(Problem description)
Take the listing and print it in full, exactly as given.

(Task material)
⟨
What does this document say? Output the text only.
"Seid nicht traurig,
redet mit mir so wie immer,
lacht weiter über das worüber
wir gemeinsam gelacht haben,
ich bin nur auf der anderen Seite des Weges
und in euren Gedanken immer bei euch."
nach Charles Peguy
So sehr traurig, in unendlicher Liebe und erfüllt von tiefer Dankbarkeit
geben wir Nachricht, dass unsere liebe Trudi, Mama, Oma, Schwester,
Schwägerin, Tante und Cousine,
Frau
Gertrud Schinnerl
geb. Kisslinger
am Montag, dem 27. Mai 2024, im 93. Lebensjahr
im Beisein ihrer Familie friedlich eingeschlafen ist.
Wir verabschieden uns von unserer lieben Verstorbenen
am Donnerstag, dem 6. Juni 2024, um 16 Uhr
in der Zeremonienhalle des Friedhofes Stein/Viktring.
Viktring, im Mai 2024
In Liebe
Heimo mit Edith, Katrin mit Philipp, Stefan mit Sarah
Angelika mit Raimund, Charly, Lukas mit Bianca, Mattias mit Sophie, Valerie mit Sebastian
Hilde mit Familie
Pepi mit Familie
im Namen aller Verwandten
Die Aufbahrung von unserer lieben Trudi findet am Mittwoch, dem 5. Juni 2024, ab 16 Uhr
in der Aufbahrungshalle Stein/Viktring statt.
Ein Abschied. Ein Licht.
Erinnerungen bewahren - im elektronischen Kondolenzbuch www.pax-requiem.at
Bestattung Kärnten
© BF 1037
⟩
(Expected output)
What does this document say? Output the text only.
"Seid nicht traurig,
redet mit mir so wie immer,
lacht weiter über das worüber
wir gemeinsam gelacht haben,
ich bin nur auf der anderen Seite des Weges
und in euren Gedanken immer bei euch."
nach Charles Peguy
So sehr traurig, in unendlicher Liebe und erfüllt von tiefer Dankbarkeit
geben wir Nachricht, dass unsere liebe Trudi, Mama, Oma, Schwester,
Schwägerin, Tante und Cousine,
Frau
Gertrud Schinnerl
geb. Kisslinger
am Montag, dem 27. Mai 2024, im 93. Lebensjahr
im Beisein ihrer Familie friedlich eingeschlafen ist.
Wir verabschieden uns von unserer lieben Verstorbenen
am Donnerstag, dem 6. Juni 2024, um 16 Uhr
in der Zeremonienhalle des Friedhofes Stein/Viktring.
Viktring, im Mai 2024
In Liebe
Heimo mit Edith, Katrin mit Philipp, Stefan mit Sarah
Angelika mit Raimund, Charly, Lukas mit Bianca, Mattias mit Sophie, Valerie mit Sebastian
Hilde mit Familie
Pepi mit Familie
im Namen aller Verwandten
Die Aufbahrung von unserer lieben Trudi findet am Mittwoch, dem 5. Juni 2024, ab 16 Uhr
in der Aufbahrungshalle Stein/Viktring statt.
Ein Abschied. Ein Licht.
Erinnerungen bewahren - im elektronischen Kondolenzbuch www.pax-requiem.at
Bestattung Kärnten
© BF 1037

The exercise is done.